Aim of the task: Determine how many lines of the entries contain "Kommentare". Reply with that number alone.

Records for this exercise:
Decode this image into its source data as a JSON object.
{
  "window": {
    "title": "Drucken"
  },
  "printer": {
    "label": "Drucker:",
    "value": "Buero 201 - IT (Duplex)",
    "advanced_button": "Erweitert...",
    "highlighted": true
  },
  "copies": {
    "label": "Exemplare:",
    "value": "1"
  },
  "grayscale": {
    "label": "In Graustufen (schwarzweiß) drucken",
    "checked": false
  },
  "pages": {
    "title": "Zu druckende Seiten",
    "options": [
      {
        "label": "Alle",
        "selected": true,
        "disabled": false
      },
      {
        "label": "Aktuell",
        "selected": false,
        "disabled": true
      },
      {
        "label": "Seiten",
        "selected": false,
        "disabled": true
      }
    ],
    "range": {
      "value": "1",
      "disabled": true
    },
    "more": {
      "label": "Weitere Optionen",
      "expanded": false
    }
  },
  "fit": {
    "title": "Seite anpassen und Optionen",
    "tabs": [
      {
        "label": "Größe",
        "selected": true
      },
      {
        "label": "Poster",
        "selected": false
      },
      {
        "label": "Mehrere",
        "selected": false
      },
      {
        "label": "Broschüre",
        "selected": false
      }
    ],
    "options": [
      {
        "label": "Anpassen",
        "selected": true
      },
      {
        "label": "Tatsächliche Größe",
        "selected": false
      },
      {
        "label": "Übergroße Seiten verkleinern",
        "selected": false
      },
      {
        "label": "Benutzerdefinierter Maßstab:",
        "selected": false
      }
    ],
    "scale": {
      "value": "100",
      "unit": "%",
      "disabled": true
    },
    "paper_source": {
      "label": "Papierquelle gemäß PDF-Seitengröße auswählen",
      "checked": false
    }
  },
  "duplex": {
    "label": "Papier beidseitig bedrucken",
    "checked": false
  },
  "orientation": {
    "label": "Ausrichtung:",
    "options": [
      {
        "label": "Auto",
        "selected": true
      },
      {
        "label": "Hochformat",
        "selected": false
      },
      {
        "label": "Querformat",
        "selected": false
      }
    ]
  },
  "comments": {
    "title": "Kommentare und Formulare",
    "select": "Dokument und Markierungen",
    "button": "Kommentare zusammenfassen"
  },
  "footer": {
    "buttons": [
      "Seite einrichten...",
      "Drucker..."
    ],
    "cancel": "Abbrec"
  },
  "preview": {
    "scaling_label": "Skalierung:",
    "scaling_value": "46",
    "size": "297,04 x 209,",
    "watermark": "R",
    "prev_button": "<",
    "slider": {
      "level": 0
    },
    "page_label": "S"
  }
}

Result of this task: 2